• [OBJECTIVE] Can you give all the records again without altering a single character?

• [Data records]

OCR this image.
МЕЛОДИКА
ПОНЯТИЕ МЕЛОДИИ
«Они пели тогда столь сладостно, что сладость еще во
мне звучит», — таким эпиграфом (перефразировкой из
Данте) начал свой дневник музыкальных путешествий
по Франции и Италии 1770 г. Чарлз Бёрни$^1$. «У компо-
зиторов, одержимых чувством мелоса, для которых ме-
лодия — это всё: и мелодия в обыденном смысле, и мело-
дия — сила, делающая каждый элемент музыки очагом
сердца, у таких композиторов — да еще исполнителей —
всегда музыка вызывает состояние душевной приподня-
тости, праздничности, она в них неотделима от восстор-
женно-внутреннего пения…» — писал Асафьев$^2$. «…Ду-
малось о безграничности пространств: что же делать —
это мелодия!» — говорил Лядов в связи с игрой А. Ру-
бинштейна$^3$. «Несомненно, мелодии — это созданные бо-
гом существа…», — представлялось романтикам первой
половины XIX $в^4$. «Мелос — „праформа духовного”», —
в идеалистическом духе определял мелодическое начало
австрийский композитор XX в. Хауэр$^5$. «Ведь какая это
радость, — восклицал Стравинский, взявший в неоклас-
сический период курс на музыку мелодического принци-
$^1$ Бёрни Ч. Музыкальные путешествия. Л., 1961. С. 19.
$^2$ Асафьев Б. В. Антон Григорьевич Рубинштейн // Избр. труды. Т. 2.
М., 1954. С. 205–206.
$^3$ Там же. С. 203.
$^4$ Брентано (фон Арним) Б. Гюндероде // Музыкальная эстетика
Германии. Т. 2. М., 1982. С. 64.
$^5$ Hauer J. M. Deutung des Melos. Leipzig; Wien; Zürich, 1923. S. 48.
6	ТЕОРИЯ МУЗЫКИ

• [EXERCISE RESULT]
OCR this image.
МЕЛОДИКА
ПОНЯТИЕ МЕЛОДИИ
«Они пели тогда столь сладостно, что сладость еще во
мне звучит», — таким эпиграфом (перефразировкой из
Данте) начал свой дневник музыкальных путешествий
по Франции и Италии 1770 г. Чарлз Бёрни$^1$. «У компо-
зиторов, одержимых чувством мелоса, для которых ме-
лодия — это всё: и мелодия в обыденном смысле, и мело-
дия — сила, делающая каждый элемент музыки очагом
сердца, у таких композиторов — да еще исполнителей —
всегда музыка вызывает состояние душевной приподня-
тости, праздничности, она в них неотделима от восстор-
женно-внутреннего пения…» — писал Асафьев$^2$. «…Ду-
малось о безграничности пространств: что же делать —
это мелодия!» — говорил Лядов в связи с игрой А. Ру-
бинштейна$^3$. «Несомненно, мелодии — это созданные бо-
гом существа…», — представлялось романтикам первой
половины XIX $в^4$. «Мелос — „праформа духовного”», —
в идеалистическом духе определял мелодическое начало
австрийский композитор XX в. Хауэр$^5$. «Ведь какая это
радость, — восклицал Стравинский, взявший в неоклас-
сический период курс на музыку мелодического принци-
$^1$ Бёрни Ч. Музыкальные путешествия. Л., 1961. С. 19.
$^2$ Асафьев Б. В. Антон Григорьевич Рубинштейн // Избр. труды. Т. 2.
М., 1954. С. 205–206.
$^3$ Там же. С. 203.
$^4$ Брентано (фон Арним) Б. Гюндероде // Музыкальная эстетика
Германии. Т. 2. М., 1982. С. 64.
$^5$ Hauer J. M. Deutung des Melos. Leipzig; Wien; Zürich, 1923. S. 48.
6	ТЕОРИЯ МУЗЫКИ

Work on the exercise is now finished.